Data lines →
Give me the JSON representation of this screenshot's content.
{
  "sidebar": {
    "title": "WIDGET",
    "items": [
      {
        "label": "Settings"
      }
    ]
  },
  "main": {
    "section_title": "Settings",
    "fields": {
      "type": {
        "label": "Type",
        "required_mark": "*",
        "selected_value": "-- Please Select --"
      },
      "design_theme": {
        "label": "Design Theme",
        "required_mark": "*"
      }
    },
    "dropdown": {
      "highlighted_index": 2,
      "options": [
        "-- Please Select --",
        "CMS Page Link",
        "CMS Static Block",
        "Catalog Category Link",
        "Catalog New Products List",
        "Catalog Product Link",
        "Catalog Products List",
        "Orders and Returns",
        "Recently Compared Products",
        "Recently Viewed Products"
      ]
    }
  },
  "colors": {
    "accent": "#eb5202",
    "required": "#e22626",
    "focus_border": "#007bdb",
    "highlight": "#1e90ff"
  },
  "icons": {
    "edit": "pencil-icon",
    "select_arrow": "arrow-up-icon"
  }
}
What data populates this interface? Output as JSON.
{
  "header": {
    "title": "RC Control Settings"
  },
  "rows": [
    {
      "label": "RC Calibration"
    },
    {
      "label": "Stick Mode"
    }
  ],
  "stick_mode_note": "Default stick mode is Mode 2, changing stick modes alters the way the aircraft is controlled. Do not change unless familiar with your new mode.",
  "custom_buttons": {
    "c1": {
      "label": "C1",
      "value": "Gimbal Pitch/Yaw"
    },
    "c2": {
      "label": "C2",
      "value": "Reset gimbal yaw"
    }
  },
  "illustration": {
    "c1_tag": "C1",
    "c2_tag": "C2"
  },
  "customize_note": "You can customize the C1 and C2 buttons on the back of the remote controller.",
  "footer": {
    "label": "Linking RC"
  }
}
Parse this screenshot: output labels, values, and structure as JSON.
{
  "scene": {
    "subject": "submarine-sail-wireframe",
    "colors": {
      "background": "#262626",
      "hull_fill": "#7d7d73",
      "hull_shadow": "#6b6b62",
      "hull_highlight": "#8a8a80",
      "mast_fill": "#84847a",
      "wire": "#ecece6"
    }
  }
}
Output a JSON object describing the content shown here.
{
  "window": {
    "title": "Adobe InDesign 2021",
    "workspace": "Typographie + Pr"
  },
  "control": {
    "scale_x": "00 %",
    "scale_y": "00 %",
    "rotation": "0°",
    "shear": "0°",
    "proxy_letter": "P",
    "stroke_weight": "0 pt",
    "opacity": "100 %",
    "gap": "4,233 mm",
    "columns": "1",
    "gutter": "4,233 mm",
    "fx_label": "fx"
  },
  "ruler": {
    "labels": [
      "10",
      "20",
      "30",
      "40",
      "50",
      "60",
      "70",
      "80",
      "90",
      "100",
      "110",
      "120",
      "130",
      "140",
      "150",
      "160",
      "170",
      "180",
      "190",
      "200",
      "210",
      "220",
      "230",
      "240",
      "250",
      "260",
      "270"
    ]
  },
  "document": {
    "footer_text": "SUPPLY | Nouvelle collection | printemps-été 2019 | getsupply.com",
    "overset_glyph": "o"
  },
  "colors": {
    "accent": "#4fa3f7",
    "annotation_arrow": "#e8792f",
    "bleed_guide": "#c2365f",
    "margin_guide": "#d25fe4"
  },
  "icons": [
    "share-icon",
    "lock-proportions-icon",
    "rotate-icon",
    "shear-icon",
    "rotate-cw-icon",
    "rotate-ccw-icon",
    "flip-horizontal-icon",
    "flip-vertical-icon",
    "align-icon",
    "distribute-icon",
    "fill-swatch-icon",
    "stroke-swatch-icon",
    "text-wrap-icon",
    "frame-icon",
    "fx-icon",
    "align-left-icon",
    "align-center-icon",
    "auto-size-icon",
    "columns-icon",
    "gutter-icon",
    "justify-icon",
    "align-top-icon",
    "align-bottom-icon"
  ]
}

Directive → How many of the lines above include the string "labels"? Reply with the number by itself.

Response to this task → 2